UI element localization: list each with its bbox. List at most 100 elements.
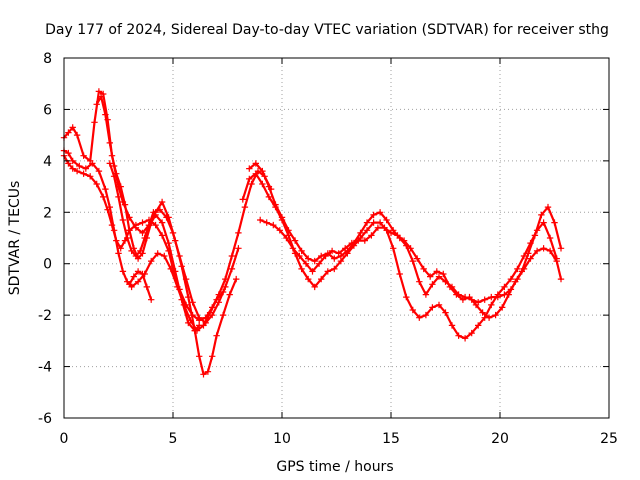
- data-point: [551, 219, 558, 226]
- data-point: [331, 265, 338, 273]
- data-point: [80, 170, 87, 177]
- data-point: [383, 216, 390, 224]
- data-point: [270, 221, 277, 229]
- data-point: [228, 265, 236, 273]
- data-point: [169, 229, 177, 237]
- data-point: [148, 257, 155, 265]
- data-point: [119, 216, 127, 224]
- data-point: [518, 268, 525, 275]
- data-point: [481, 296, 488, 303]
- series-satellite-track-1: [60, 152, 275, 324]
- data-point: [126, 214, 133, 221]
- data-point: [143, 283, 150, 291]
- data-point: [110, 173, 118, 180]
- data-point: [533, 247, 541, 255]
- y-tick-label: 0: [43, 257, 52, 273]
- data-point: [370, 219, 377, 226]
- data-point: [252, 170, 259, 177]
- data-point: [178, 296, 185, 303]
- data-point: [126, 227, 133, 234]
- data-point: [176, 252, 183, 260]
- data-point: [209, 353, 216, 360]
- data-point: [139, 270, 146, 278]
- series-path: [95, 95, 238, 376]
- data-point: [540, 219, 547, 226]
- data-point: [93, 180, 100, 188]
- data-point: [553, 255, 560, 262]
- data-point: [448, 322, 456, 329]
- data-point: [472, 301, 480, 309]
- data-point: [422, 291, 430, 298]
- series-satellite-track-3: [60, 88, 203, 334]
- x-tick-label: 10: [273, 431, 291, 447]
- data-point: [97, 93, 105, 100]
- data-point: [69, 124, 76, 131]
- series-path: [108, 162, 240, 324]
- data-point: [110, 162, 118, 170]
- data-point: [435, 301, 443, 309]
- data-point: [239, 196, 246, 203]
- data-point: [468, 329, 475, 337]
- series-satellite-track-9: [239, 170, 560, 342]
- data-point: [322, 252, 329, 260]
- x-axis-ticks: 0 5 10 15 20 25: [60, 431, 618, 447]
- data-point: [65, 129, 72, 136]
- data-point: [461, 335, 469, 342]
- data-point: [150, 209, 157, 216]
- data-point: [357, 234, 364, 242]
- data-point: [276, 227, 283, 234]
- data-point: [141, 234, 148, 242]
- data-point: [302, 260, 310, 267]
- data-point: [305, 275, 312, 283]
- data-point: [95, 88, 103, 95]
- data-point: [427, 273, 434, 280]
- data-point: [501, 283, 508, 291]
- data-point: [435, 273, 443, 280]
- data-point: [331, 255, 338, 262]
- data-point: [152, 221, 159, 229]
- data-point: [265, 183, 273, 190]
- data-point: [527, 239, 534, 247]
- data-series-layer: [60, 88, 565, 378]
- data-point: [93, 101, 100, 108]
- x-tick-label: 5: [169, 431, 178, 447]
- data-point: [69, 165, 76, 172]
- y-tick-label: -6: [38, 411, 52, 427]
- data-point: [110, 227, 118, 234]
- data-point: [492, 311, 499, 319]
- x-tick-label: 15: [382, 431, 400, 447]
- data-point: [196, 353, 203, 360]
- data-point: [311, 257, 318, 265]
- data-point: [494, 291, 501, 298]
- data-point: [252, 160, 259, 167]
- data-point: [514, 265, 521, 273]
- data-point: [429, 304, 436, 311]
- data-point: [106, 160, 113, 167]
- data-point: [137, 247, 144, 255]
- data-point: [407, 245, 414, 252]
- data-point: [475, 322, 482, 329]
- plot-area-frame: [63, 57, 610, 419]
- series-satellite-track-8: [257, 203, 565, 321]
- y-tick-label: 4: [43, 154, 52, 170]
- data-point: [128, 247, 135, 255]
- data-point: [158, 198, 166, 206]
- data-point: [394, 232, 401, 239]
- data-point: [235, 229, 242, 237]
- axis-tick-marks: [63, 57, 610, 419]
- data-point: [265, 193, 273, 201]
- data-point: [298, 247, 305, 255]
- y-tick-label: 6: [43, 102, 52, 118]
- data-point: [87, 157, 94, 165]
- data-point: [115, 250, 122, 257]
- data-point: [544, 203, 552, 211]
- x-tick-label: 0: [60, 431, 69, 447]
- data-point: [73, 131, 81, 139]
- data-point: [376, 209, 384, 216]
- data-point: [291, 237, 299, 244]
- data-point: [344, 250, 351, 257]
- data-point: [538, 211, 545, 219]
- series-path: [62, 90, 201, 332]
- data-point: [387, 229, 395, 237]
- data-point: [154, 250, 161, 257]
◆ ◆ ◆ ◆ ◆
WRITTEN EXERCISE ->
Copy these records line for line, leaving the pictures out of your answer.

SOLUTION TO THIS PROBLEM ->
UI element localization: list each with its bbox. List at most 100 elements.
- data-point: [551, 219, 558, 226]
- data-point: [331, 265, 338, 273]
- data-point: [80, 170, 87, 177]
- data-point: [383, 216, 390, 224]
- data-point: [270, 221, 277, 229]
- data-point: [228, 265, 236, 273]
- data-point: [169, 229, 177, 237]
- data-point: [148, 257, 155, 265]
- data-point: [119, 216, 127, 224]
- data-point: [518, 268, 525, 275]
- data-point: [481, 296, 488, 303]
- series-satellite-track-1: [60, 152, 275, 324]
- data-point: [126, 214, 133, 221]
- data-point: [143, 283, 150, 291]
- data-point: [110, 173, 118, 180]
- data-point: [533, 247, 541, 255]
- y-tick-label: 0: [43, 257, 52, 273]
- data-point: [370, 219, 377, 226]
- data-point: [252, 170, 259, 177]
- data-point: [178, 296, 185, 303]
- data-point: [126, 227, 133, 234]
- data-point: [176, 252, 183, 260]
- data-point: [209, 353, 216, 360]
- data-point: [139, 270, 146, 278]
- series-path: [95, 95, 238, 376]
- data-point: [540, 219, 547, 226]
- data-point: [93, 180, 100, 188]
- data-point: [553, 255, 560, 262]
- data-point: [448, 322, 456, 329]
- data-point: [472, 301, 480, 309]
- data-point: [422, 291, 430, 298]
- series-satellite-track-3: [60, 88, 203, 334]
- x-tick-label: 10: [273, 431, 291, 447]
- data-point: [97, 93, 105, 100]
- data-point: [69, 124, 76, 131]
- series-path: [108, 162, 240, 324]
- data-point: [110, 162, 118, 170]
- data-point: [435, 301, 443, 309]
- data-point: [239, 196, 246, 203]
- data-point: [468, 329, 475, 337]
- series-satellite-track-9: [239, 170, 560, 342]
- data-point: [322, 252, 329, 260]
- x-axis-ticks: 0 5 10 15 20 25: [60, 431, 618, 447]
- data-point: [65, 129, 72, 136]
- data-point: [461, 335, 469, 342]
- data-point: [150, 209, 157, 216]
- data-point: [357, 234, 364, 242]
- data-point: [276, 227, 283, 234]
- data-point: [141, 234, 148, 242]
- data-point: [302, 260, 310, 267]
- data-point: [305, 275, 312, 283]
- data-point: [95, 88, 103, 95]
- data-point: [427, 273, 434, 280]
- data-point: [501, 283, 508, 291]
- data-point: [435, 273, 443, 280]
- data-point: [331, 255, 338, 262]
- data-point: [152, 221, 159, 229]
- data-point: [265, 183, 273, 190]
- data-point: [527, 239, 534, 247]
- data-series-layer: [60, 88, 565, 378]
- data-point: [93, 101, 100, 108]
- x-tick-label: 5: [169, 431, 178, 447]
- data-point: [69, 165, 76, 172]
- y-tick-label: -6: [38, 411, 52, 427]
- data-point: [110, 227, 118, 234]
- data-point: [492, 311, 499, 319]
- x-tick-label: 15: [382, 431, 400, 447]
- data-point: [196, 353, 203, 360]
- data-point: [311, 257, 318, 265]
- data-point: [494, 291, 501, 298]
- data-point: [252, 160, 259, 167]
- data-point: [514, 265, 521, 273]
- data-point: [429, 304, 436, 311]
- data-point: [106, 160, 113, 167]
- data-point: [137, 247, 144, 255]
- data-point: [407, 245, 414, 252]
- data-point: [475, 322, 482, 329]
- plot-area-frame: [63, 57, 610, 419]
- series-satellite-track-8: [257, 203, 565, 321]
- y-tick-label: 4: [43, 154, 52, 170]
- data-point: [128, 247, 135, 255]
- data-point: [158, 198, 166, 206]
- data-point: [394, 232, 401, 239]
- data-point: [235, 229, 242, 237]
- axis-tick-marks: [63, 57, 610, 419]
- data-point: [265, 193, 273, 201]
- data-point: [298, 247, 305, 255]
- y-tick-label: 6: [43, 102, 52, 118]
- data-point: [87, 157, 94, 165]
- data-point: [115, 250, 122, 257]
- data-point: [544, 203, 552, 211]
- x-tick-label: 0: [60, 431, 69, 447]
- data-point: [73, 131, 81, 139]
- data-point: [376, 209, 384, 216]
- data-point: [291, 237, 299, 244]
- data-point: [344, 250, 351, 257]
- data-point: [538, 211, 545, 219]
- series-path: [62, 90, 201, 332]
- data-point: [387, 229, 395, 237]
- data-point: [154, 250, 161, 257]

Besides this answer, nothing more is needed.